▸ DIRECTIONS FOR THIS TASK
Within the listing below, locate all lines containing the word "EEOC". Copy each one.

▸ THE DATA
----------

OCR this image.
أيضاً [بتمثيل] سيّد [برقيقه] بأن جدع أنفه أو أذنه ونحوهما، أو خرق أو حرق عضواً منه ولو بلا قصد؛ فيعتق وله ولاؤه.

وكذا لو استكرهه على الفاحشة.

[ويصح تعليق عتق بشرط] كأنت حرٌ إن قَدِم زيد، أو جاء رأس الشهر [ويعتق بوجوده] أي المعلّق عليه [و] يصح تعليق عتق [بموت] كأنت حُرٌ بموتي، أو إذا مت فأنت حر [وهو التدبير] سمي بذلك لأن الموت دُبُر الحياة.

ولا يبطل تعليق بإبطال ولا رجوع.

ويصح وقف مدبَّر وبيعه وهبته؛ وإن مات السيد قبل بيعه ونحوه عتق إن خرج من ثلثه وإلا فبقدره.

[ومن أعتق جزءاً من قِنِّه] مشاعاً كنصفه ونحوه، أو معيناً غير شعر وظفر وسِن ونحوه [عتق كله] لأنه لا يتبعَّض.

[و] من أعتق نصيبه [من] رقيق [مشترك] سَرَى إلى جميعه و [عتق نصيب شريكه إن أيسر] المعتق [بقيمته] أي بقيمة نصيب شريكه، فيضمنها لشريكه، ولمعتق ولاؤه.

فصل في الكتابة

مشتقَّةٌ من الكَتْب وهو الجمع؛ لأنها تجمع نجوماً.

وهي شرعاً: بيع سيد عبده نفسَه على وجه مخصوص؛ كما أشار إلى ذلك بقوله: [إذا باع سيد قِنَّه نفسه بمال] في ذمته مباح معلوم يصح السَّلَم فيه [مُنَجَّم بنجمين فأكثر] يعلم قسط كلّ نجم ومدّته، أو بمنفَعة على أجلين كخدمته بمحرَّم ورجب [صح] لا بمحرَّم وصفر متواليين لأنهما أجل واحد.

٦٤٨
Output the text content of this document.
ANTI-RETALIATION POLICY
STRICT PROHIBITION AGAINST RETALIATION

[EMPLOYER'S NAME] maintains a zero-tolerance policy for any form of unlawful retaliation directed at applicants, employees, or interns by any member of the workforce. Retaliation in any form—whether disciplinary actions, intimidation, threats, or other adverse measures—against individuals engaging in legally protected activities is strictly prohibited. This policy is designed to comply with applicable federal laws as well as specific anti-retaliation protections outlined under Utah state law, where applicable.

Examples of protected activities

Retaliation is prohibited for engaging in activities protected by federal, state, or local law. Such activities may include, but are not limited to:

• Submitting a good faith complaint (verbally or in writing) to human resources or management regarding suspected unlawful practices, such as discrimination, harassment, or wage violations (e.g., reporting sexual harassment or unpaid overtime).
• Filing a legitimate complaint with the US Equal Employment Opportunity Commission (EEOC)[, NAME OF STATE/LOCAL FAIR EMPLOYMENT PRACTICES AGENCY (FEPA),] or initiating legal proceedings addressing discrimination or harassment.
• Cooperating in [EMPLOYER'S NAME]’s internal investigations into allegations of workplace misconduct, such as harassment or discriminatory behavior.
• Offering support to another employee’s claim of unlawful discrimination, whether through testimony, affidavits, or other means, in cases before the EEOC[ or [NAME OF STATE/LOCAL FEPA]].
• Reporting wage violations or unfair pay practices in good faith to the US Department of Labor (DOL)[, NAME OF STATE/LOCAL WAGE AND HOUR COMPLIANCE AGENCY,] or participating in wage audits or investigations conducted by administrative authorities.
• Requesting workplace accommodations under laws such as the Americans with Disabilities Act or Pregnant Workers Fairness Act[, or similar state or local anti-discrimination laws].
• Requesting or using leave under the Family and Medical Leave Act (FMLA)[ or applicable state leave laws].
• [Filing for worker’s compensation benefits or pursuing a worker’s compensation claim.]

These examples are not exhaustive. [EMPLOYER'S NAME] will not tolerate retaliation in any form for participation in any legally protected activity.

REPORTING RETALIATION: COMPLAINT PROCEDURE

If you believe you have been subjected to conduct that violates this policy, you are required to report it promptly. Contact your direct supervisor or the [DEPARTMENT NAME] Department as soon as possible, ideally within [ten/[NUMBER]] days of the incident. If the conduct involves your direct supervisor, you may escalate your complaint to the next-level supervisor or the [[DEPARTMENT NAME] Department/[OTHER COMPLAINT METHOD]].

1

----------

▸ SOLUTION TO THE EXERCISE
• Filing a legitimate complaint with the US Equal Employment Opportunity Commission (EEOC)[, NAME OF STATE/LOCAL FAIR EMPLOYMENT PRACTICES AGENCY (FEPA),] or initiating legal proceedings addressing discrimination or harassment.
• Offering support to another employee’s claim of unlawful discrimination, whether through testimony, affidavits, or other means, in cases before the EEOC[ or [NAME OF STATE/LOCAL FEPA]].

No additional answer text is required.